■ TASK DATA:
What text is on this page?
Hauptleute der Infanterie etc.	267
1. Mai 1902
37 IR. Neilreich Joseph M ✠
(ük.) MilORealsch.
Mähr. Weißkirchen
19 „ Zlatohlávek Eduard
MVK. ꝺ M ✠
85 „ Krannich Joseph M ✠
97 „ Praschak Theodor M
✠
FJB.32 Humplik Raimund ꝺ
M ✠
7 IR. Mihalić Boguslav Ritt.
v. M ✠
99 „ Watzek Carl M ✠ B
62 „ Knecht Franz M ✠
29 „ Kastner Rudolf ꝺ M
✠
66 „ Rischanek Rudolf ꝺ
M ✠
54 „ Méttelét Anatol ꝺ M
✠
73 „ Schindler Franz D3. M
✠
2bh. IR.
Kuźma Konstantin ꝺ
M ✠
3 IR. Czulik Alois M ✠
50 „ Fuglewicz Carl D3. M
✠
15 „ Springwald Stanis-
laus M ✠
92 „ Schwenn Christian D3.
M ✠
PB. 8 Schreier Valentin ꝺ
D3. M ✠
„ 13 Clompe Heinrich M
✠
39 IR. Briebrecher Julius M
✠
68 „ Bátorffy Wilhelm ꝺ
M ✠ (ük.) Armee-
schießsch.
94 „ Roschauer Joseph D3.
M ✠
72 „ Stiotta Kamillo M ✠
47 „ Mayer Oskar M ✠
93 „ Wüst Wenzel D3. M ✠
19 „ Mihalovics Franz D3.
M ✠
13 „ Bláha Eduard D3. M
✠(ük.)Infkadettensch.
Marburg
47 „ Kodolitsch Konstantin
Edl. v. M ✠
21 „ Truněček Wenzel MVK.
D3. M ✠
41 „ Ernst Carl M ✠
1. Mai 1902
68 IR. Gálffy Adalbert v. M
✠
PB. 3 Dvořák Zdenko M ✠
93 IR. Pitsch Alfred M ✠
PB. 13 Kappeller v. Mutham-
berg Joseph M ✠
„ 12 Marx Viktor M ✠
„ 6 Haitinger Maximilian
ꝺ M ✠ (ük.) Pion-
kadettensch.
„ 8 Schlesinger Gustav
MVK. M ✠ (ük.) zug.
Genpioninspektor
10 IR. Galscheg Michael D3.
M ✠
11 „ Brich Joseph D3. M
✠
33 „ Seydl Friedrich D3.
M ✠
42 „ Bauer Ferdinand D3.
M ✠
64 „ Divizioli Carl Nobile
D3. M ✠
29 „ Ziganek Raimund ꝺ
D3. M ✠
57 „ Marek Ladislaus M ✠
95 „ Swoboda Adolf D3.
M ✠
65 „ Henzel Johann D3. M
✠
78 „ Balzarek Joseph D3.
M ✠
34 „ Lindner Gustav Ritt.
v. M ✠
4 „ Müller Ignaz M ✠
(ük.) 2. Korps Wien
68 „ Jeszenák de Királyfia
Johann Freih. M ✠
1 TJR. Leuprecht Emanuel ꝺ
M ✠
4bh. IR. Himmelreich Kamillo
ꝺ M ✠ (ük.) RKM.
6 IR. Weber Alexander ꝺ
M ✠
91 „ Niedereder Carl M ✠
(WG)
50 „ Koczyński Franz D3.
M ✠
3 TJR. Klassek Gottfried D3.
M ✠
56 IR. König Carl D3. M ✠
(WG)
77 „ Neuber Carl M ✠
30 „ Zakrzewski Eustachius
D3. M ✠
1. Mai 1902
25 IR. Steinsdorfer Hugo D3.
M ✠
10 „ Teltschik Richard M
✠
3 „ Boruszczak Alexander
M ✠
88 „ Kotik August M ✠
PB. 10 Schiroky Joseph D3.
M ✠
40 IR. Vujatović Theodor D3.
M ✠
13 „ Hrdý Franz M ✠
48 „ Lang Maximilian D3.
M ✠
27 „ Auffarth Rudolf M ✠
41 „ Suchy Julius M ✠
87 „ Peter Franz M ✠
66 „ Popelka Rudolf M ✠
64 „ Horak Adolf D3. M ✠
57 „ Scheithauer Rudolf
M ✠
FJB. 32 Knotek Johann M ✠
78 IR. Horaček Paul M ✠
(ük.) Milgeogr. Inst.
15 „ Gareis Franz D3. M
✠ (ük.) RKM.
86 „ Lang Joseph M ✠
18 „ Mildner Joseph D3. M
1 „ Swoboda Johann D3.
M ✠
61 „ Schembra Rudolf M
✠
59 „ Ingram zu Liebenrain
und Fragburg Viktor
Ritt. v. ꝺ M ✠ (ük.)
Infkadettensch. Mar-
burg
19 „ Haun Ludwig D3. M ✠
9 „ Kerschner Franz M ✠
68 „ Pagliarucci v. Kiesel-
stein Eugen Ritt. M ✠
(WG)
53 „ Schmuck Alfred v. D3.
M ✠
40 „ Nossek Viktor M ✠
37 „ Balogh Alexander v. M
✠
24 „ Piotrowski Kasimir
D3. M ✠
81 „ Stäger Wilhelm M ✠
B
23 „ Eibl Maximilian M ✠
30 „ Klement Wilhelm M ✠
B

■ SHORT TASK: Print the material verbatim, all of it.

■ SOLUTION TO THE PROBLEM:
What text is on this page?
Hauptleute der Infanterie etc.	267
1. Mai 1902
37 IR. Neilreich Joseph M ✠
(ük.) MilORealsch.
Mähr. Weißkirchen
19 „ Zlatohlávek Eduard
MVK. ꝺ M ✠
85 „ Krannich Joseph M ✠
97 „ Praschak Theodor M
✠
FJB.32 Humplik Raimund ꝺ
M ✠
7 IR. Mihalić Boguslav Ritt.
v. M ✠
99 „ Watzek Carl M ✠ B
62 „ Knecht Franz M ✠
29 „ Kastner Rudolf ꝺ M
✠
66 „ Rischanek Rudolf ꝺ
M ✠
54 „ Méttelét Anatol ꝺ M
✠
73 „ Schindler Franz D3. M
✠
2bh. IR.
Kuźma Konstantin ꝺ
M ✠
3 IR. Czulik Alois M ✠
50 „ Fuglewicz Carl D3. M
✠
15 „ Springwald Stanis-
laus M ✠
92 „ Schwenn Christian D3.
M ✠
PB. 8 Schreier Valentin ꝺ
D3. M ✠
„ 13 Clompe Heinrich M
✠
39 IR. Briebrecher Julius M
✠
68 „ Bátorffy Wilhelm ꝺ
M ✠ (ük.) Armee-
schießsch.
94 „ Roschauer Joseph D3.
M ✠
72 „ Stiotta Kamillo M ✠
47 „ Mayer Oskar M ✠
93 „ Wüst Wenzel D3. M ✠
19 „ Mihalovics Franz D3.
M ✠
13 „ Bláha Eduard D3. M
✠(ük.)Infkadettensch.
Marburg
47 „ Kodolitsch Konstantin
Edl. v. M ✠
21 „ Truněček Wenzel MVK.
D3. M ✠
41 „ Ernst Carl M ✠
1. Mai 1902
68 IR. Gálffy Adalbert v. M
✠
PB. 3 Dvořák Zdenko M ✠
93 IR. Pitsch Alfred M ✠
PB. 13 Kappeller v. Mutham-
berg Joseph M ✠
„ 12 Marx Viktor M ✠
„ 6 Haitinger Maximilian
ꝺ M ✠ (ük.) Pion-
kadettensch.
„ 8 Schlesinger Gustav
MVK. M ✠ (ük.) zug.
Genpioninspektor
10 IR. Galscheg Michael D3.
M ✠
11 „ Brich Joseph D3. M
✠
33 „ Seydl Friedrich D3.
M ✠
42 „ Bauer Ferdinand D3.
M ✠
64 „ Divizioli Carl Nobile
D3. M ✠
29 „ Ziganek Raimund ꝺ
D3. M ✠
57 „ Marek Ladislaus M ✠
95 „ Swoboda Adolf D3.
M ✠
65 „ Henzel Johann D3. M
✠
78 „ Balzarek Joseph D3.
M ✠
34 „ Lindner Gustav Ritt.
v. M ✠
4 „ Müller Ignaz M ✠
(ük.) 2. Korps Wien
68 „ Jeszenák de Királyfia
Johann Freih. M ✠
1 TJR. Leuprecht Emanuel ꝺ
M ✠
4bh. IR. Himmelreich Kamillo
ꝺ M ✠ (ük.) RKM.
6 IR. Weber Alexander ꝺ
M ✠
91 „ Niedereder Carl M ✠
(WG)
50 „ Koczyński Franz D3.
M ✠
3 TJR. Klassek Gottfried D3.
M ✠
56 IR. König Carl D3. M ✠
(WG)
77 „ Neuber Carl M ✠
30 „ Zakrzewski Eustachius
D3. M ✠
1. Mai 1902
25 IR. Steinsdorfer Hugo D3.
M ✠
10 „ Teltschik Richard M
✠
3 „ Boruszczak Alexander
M ✠
88 „ Kotik August M ✠
PB. 10 Schiroky Joseph D3.
M ✠
40 IR. Vujatović Theodor D3.
M ✠
13 „ Hrdý Franz M ✠
48 „ Lang Maximilian D3.
M ✠
27 „ Auffarth Rudolf M ✠
41 „ Suchy Julius M ✠
87 „ Peter Franz M ✠
66 „ Popelka Rudolf M ✠
64 „ Horak Adolf D3. M ✠
57 „ Scheithauer Rudolf
M ✠
FJB. 32 Knotek Johann M ✠
78 IR. Horaček Paul M ✠
(ük.) Milgeogr. Inst.
15 „ Gareis Franz D3. M
✠ (ük.) RKM.
86 „ Lang Joseph M ✠
18 „ Mildner Joseph D3. M
1 „ Swoboda Johann D3.
M ✠
61 „ Schembra Rudolf M
✠
59 „ Ingram zu Liebenrain
und Fragburg Viktor
Ritt. v. ꝺ M ✠ (ük.)
Infkadettensch. Mar-
burg
19 „ Haun Ludwig D3. M ✠
9 „ Kerschner Franz M ✠
68 „ Pagliarucci v. Kiesel-
stein Eugen Ritt. M ✠
(WG)
53 „ Schmuck Alfred v. D3.
M ✠
40 „ Nossek Viktor M ✠
37 „ Balogh Alexander v. M
✠
24 „ Piotrowski Kasimir
D3. M ✠
81 „ Stäger Wilhelm M ✠
B
23 „ Eibl Maximilian M ✠
30 „ Klement Wilhelm M ✠
B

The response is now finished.